#### RECORDS SHOWN

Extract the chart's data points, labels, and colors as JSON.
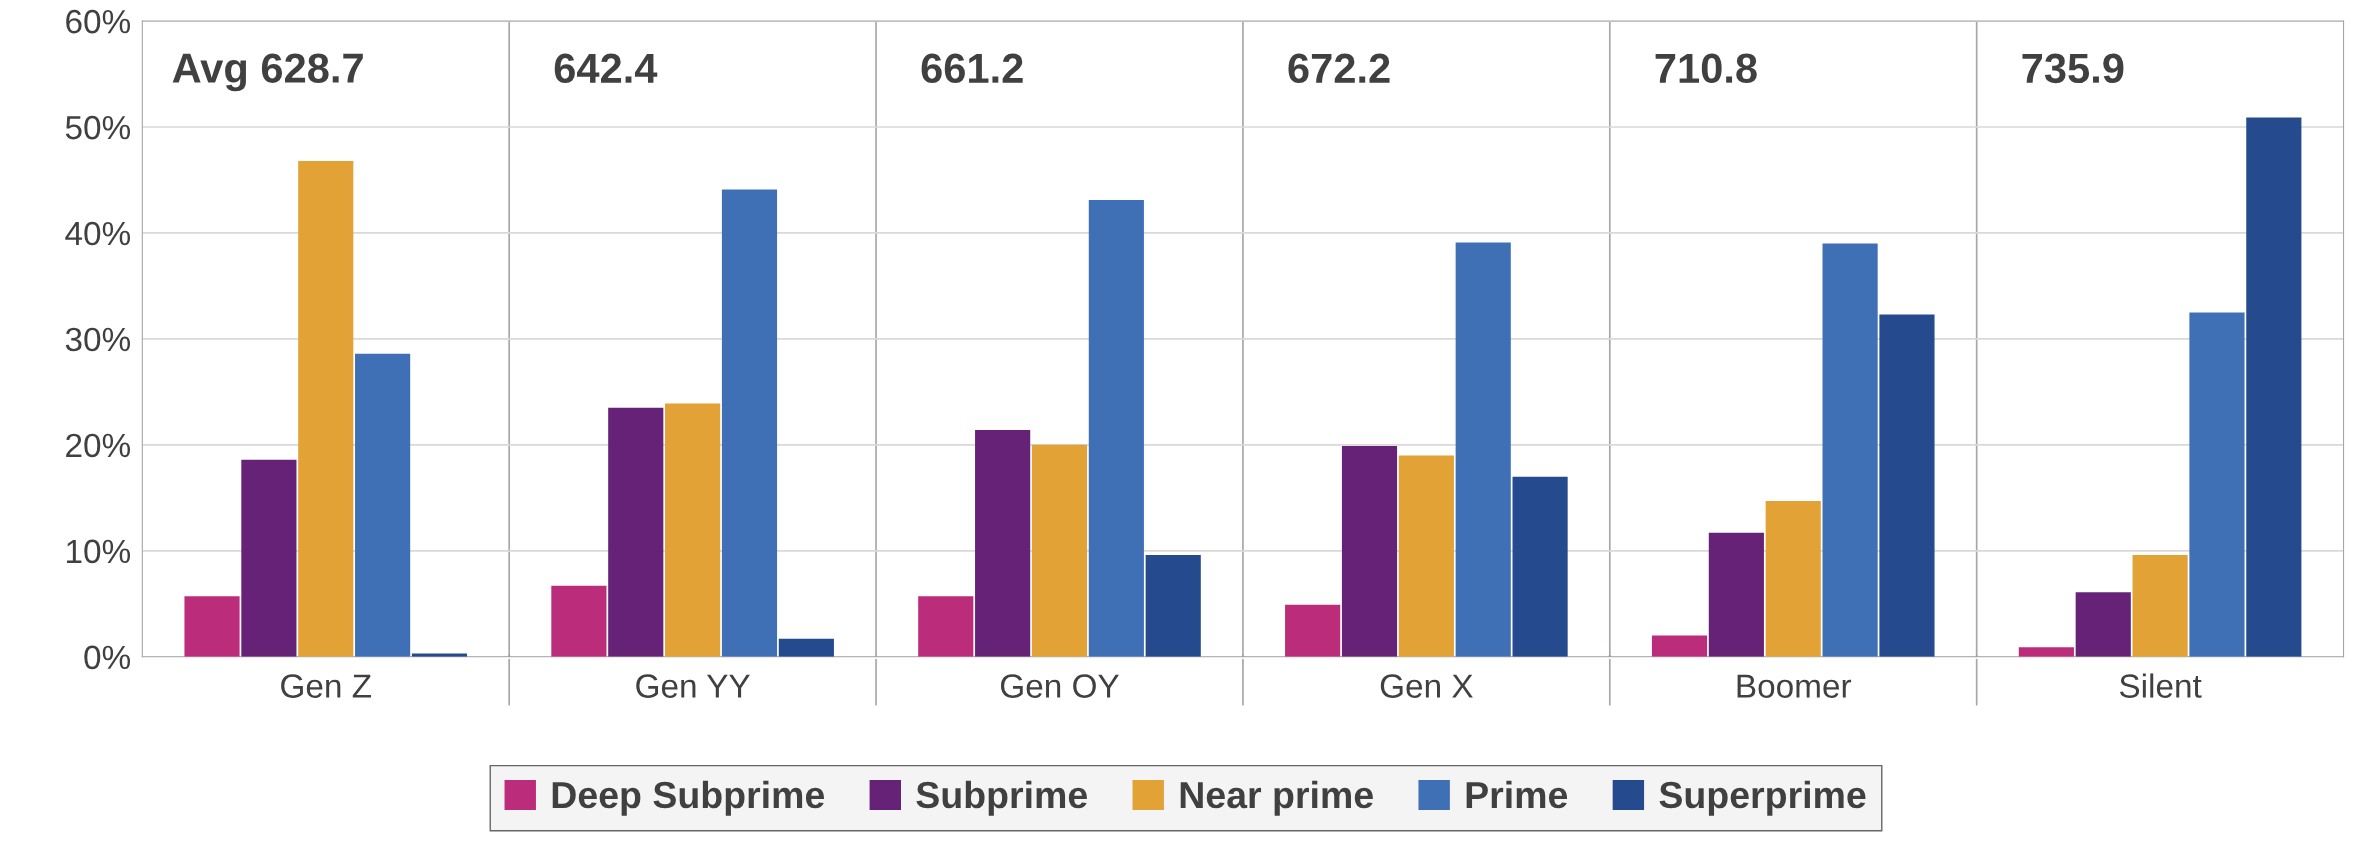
{
  "chart_data": {
    "type": "bar",
    "categories": [
      "Gen Z",
      "Gen YY",
      "Gen OY",
      "Gen X",
      "Boomer",
      "Silent"
    ],
    "series": [
      {
        "name": "Deep Subprime",
        "color": "#bb2d7a",
        "values": [
          5.7,
          6.7,
          5.7,
          4.9,
          2.0,
          0.9
        ]
      },
      {
        "name": "Subprime",
        "color": "#662277",
        "values": [
          18.6,
          23.5,
          21.4,
          19.9,
          11.7,
          6.1
        ]
      },
      {
        "name": "Near prime",
        "color": "#e2a236",
        "values": [
          46.8,
          23.9,
          20.0,
          19.0,
          14.7,
          9.6
        ]
      },
      {
        "name": "Prime",
        "color": "#3f70b5",
        "values": [
          28.6,
          44.1,
          43.1,
          39.1,
          39.0,
          32.5
        ]
      },
      {
        "name": "Superprime",
        "color": "#264a8e",
        "values": [
          0.3,
          1.7,
          9.6,
          17.0,
          32.3,
          50.9
        ]
      }
    ],
    "annotations": [
      "Avg 628.7",
      "642.4",
      "661.2",
      "672.2",
      "710.8",
      "735.9"
    ],
    "ylim": [
      0,
      60
    ],
    "yticks": [
      {
        "value": 0,
        "label": "0%"
      },
      {
        "value": 10,
        "label": "10%"
      },
      {
        "value": 20,
        "label": "20%"
      },
      {
        "value": 30,
        "label": "30%"
      },
      {
        "value": 40,
        "label": "40%"
      },
      {
        "value": 50,
        "label": "50%"
      },
      {
        "value": 60,
        "label": "60%"
      }
    ],
    "grid": "y",
    "legend": "bottom"
  }
}
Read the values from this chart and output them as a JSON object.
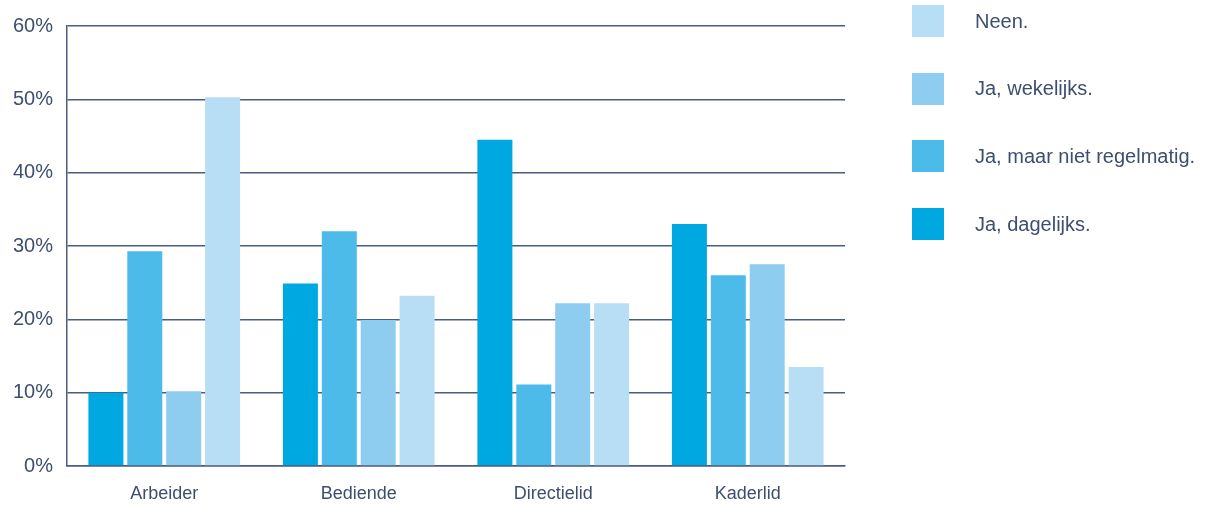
{
  "chart_data": {
    "type": "bar",
    "categories": [
      "Arbeider",
      "Bediende",
      "Directielid",
      "Kaderlid"
    ],
    "series": [
      {
        "name": "Ja, dagelijks.",
        "color": "#00a8e1",
        "values": [
          10.0,
          24.9,
          44.5,
          33.0
        ]
      },
      {
        "name": "Ja, maar niet regelmatig.",
        "color": "#4dbbea",
        "values": [
          29.3,
          32.0,
          11.1,
          26.0
        ]
      },
      {
        "name": "Ja, wekelijks.",
        "color": "#8fcdf0",
        "values": [
          10.2,
          19.9,
          22.2,
          27.5
        ]
      },
      {
        "name": "Neen.",
        "color": "#b8def5",
        "values": [
          50.3,
          23.2,
          22.2,
          13.5
        ]
      }
    ],
    "ylim": [
      0,
      60
    ],
    "yticks": [
      {
        "value": 0,
        "label": "0%"
      },
      {
        "value": 10,
        "label": "10%"
      },
      {
        "value": 20,
        "label": "20%"
      },
      {
        "value": 30,
        "label": "30%"
      },
      {
        "value": 40,
        "label": "40%"
      },
      {
        "value": 50,
        "label": "50%"
      },
      {
        "value": 60,
        "label": "60%"
      }
    ],
    "grid": "y",
    "legend": "right"
  }
}
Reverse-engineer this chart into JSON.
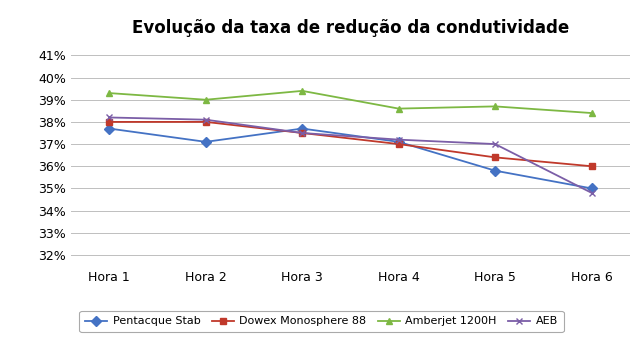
{
  "title": "Evolução da taxa de redução da condutividade",
  "x_labels": [
    "Hora 1",
    "Hora 2",
    "Hora 3",
    "Hora 4",
    "Hora 5",
    "Hora 6"
  ],
  "series": [
    {
      "name": "Pentacque Stab",
      "color": "#4472C4",
      "marker": "D",
      "markersize": 5,
      "values": [
        0.377,
        0.371,
        0.377,
        0.371,
        0.358,
        0.35
      ]
    },
    {
      "name": "Dowex Monosphere 88",
      "color": "#C0392B",
      "marker": "s",
      "markersize": 5,
      "values": [
        0.38,
        0.38,
        0.375,
        0.37,
        0.364,
        0.36
      ]
    },
    {
      "name": "Amberjet 1200H",
      "color": "#7DB843",
      "marker": "^",
      "markersize": 5,
      "values": [
        0.393,
        0.39,
        0.394,
        0.386,
        0.387,
        0.384
      ]
    },
    {
      "name": "AEB",
      "color": "#7B5EA7",
      "marker": "x",
      "markersize": 5,
      "values": [
        0.382,
        0.381,
        0.375,
        0.372,
        0.37,
        0.348
      ]
    }
  ],
  "ylim": [
    0.315,
    0.415
  ],
  "yticks": [
    0.32,
    0.33,
    0.34,
    0.35,
    0.36,
    0.37,
    0.38,
    0.39,
    0.4,
    0.41
  ],
  "background_color": "#FFFFFF",
  "grid_color": "#BFBFBF",
  "title_fontsize": 12,
  "tick_fontsize": 9
}
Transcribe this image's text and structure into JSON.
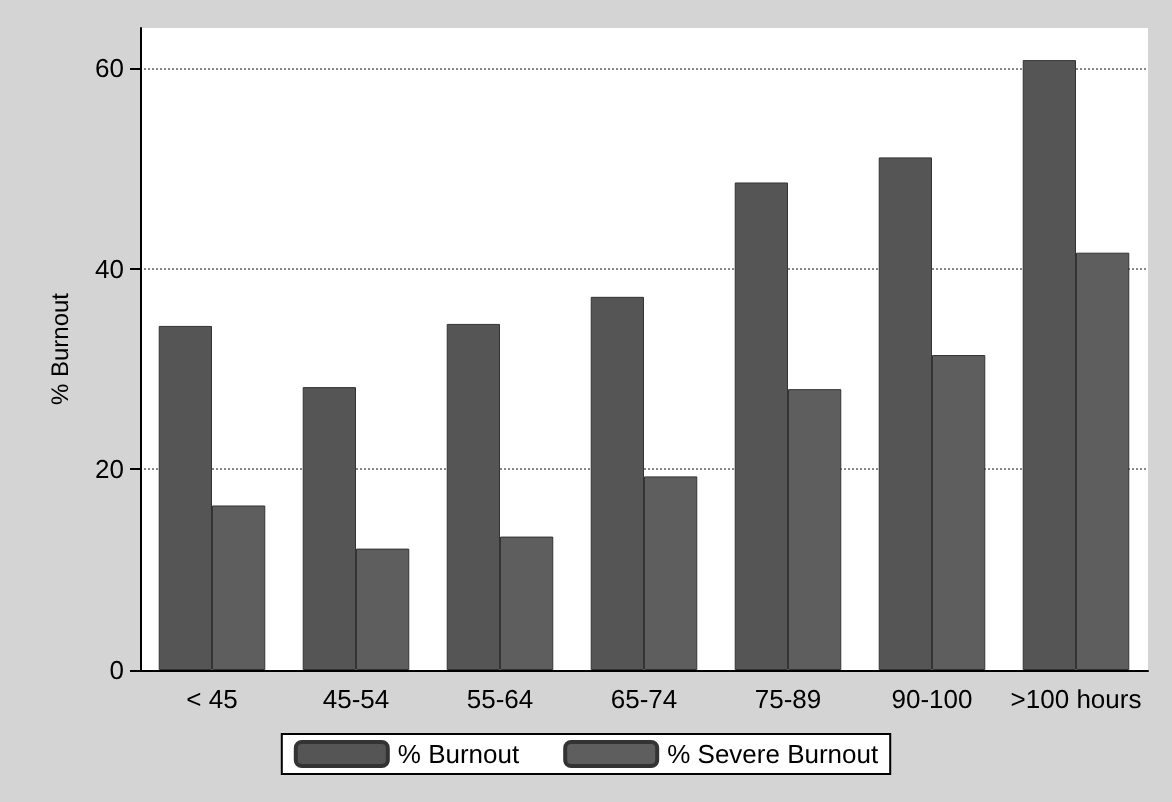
{
  "chart_data": {
    "type": "bar",
    "ylabel": "% Burnout",
    "categories": [
      "< 45",
      "45-54",
      "55-64",
      "65-74",
      "75-89",
      "90-100",
      ">100 hours"
    ],
    "series": [
      {
        "name": "% Burnout",
        "color": "#555555",
        "values": [
          34.3,
          28.2,
          34.5,
          37.2,
          48.6,
          51.1,
          60.8
        ]
      },
      {
        "name": "% Severe Burnout",
        "color": "#5e5e5e",
        "values": [
          16.4,
          12.1,
          13.3,
          19.3,
          28,
          31.4,
          41.6
        ]
      }
    ],
    "ylim": [
      0,
      64
    ],
    "yticks": [
      0,
      20,
      40,
      60
    ],
    "grid": "y",
    "legend": "bottom"
  }
}
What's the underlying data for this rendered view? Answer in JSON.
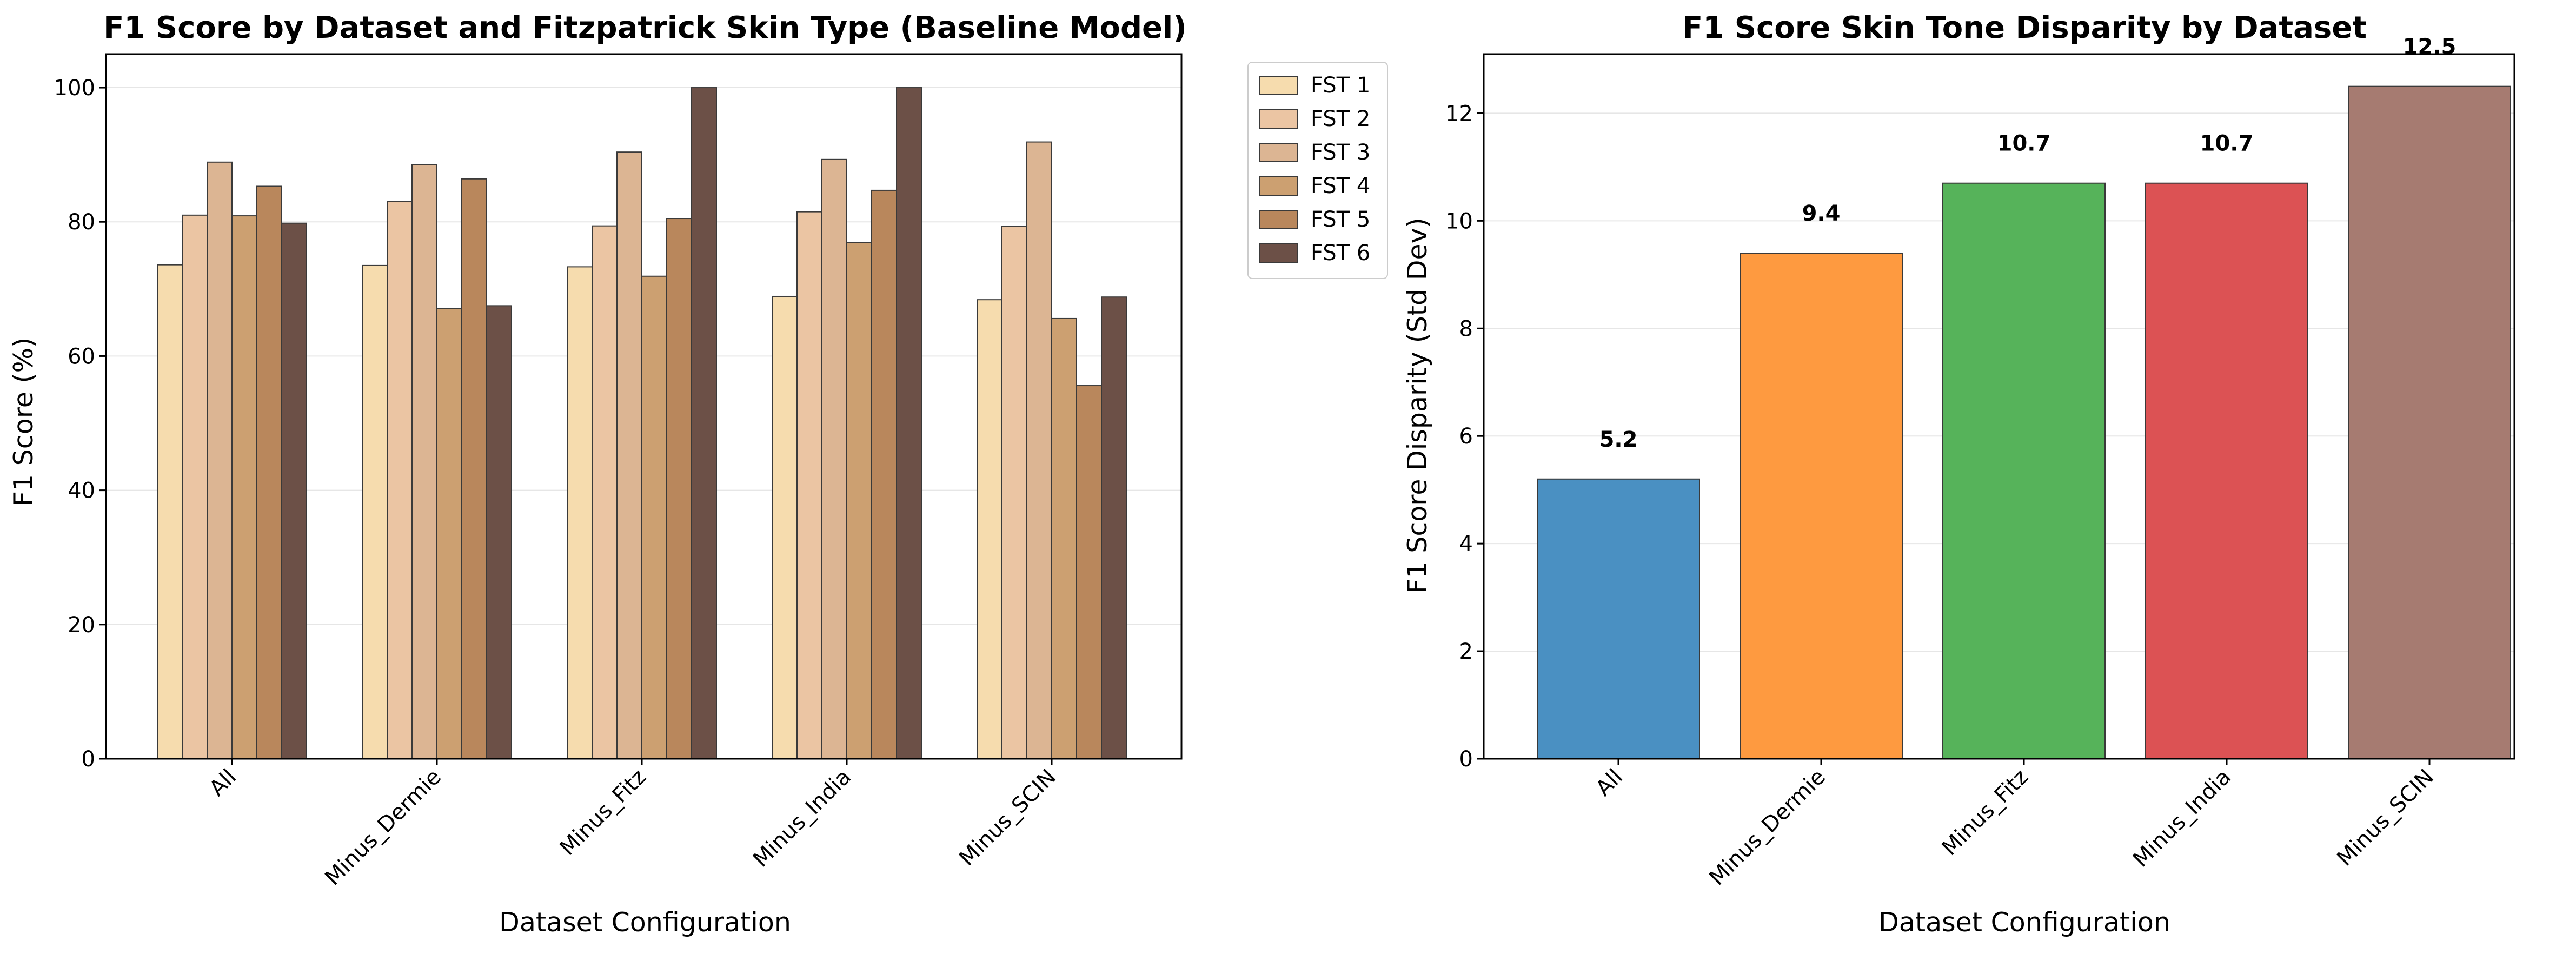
{
  "chart_data": [
    {
      "type": "bar",
      "title": "F1 Score by Dataset and Fitzpatrick Skin Type (Baseline Model)",
      "xlabel": "Dataset Configuration",
      "ylabel": "F1 Score (%)",
      "categories": [
        "All",
        "Minus_Dermie",
        "Minus_Fitz",
        "Minus_India",
        "Minus_SCIN"
      ],
      "ylim": [
        0,
        105
      ],
      "yticks": [
        0,
        20,
        40,
        60,
        80,
        100
      ],
      "grid": "y",
      "legend": "outside-top-right",
      "series": [
        {
          "name": "FST 1",
          "color": "#f6dcae",
          "values": [
            73.6,
            73.5,
            73.3,
            68.9,
            68.4
          ]
        },
        {
          "name": "FST 2",
          "color": "#ebc5a3",
          "values": [
            81.0,
            83.0,
            79.4,
            81.5,
            79.3
          ]
        },
        {
          "name": "FST 3",
          "color": "#dcb593",
          "values": [
            88.9,
            88.5,
            90.4,
            89.3,
            91.9
          ]
        },
        {
          "name": "FST 4",
          "color": "#cca071",
          "values": [
            80.9,
            67.1,
            71.9,
            76.9,
            65.6
          ]
        },
        {
          "name": "FST 5",
          "color": "#b9875c",
          "values": [
            85.3,
            86.4,
            80.5,
            84.7,
            55.6
          ]
        },
        {
          "name": "FST 6",
          "color": "#6c5047",
          "values": [
            79.8,
            67.5,
            100.0,
            100.0,
            68.8
          ]
        }
      ]
    },
    {
      "type": "bar",
      "title": "F1 Score Skin Tone Disparity by Dataset",
      "xlabel": "Dataset Configuration",
      "ylabel": "F1 Score Disparity (Std Dev)",
      "categories": [
        "All",
        "Minus_Dermie",
        "Minus_Fitz",
        "Minus_India",
        "Minus_SCIN"
      ],
      "values": [
        5.2,
        9.4,
        10.7,
        10.7,
        12.5
      ],
      "data_labels": [
        "5.2",
        "9.4",
        "10.7",
        "10.7",
        "12.5"
      ],
      "colors": [
        "#4a90c2",
        "#fe9a40",
        "#56b35a",
        "#dc5254",
        "#a67b71"
      ],
      "ylim": [
        0,
        13.1
      ],
      "yticks": [
        0,
        2,
        4,
        6,
        8,
        10,
        12
      ],
      "grid": "y"
    }
  ]
}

########

WHAT NEEDS TO BE DONE:
Tell how many lines of the records above hold the string "Disparity". Give no other text.

SOLVED EXERCISE:
2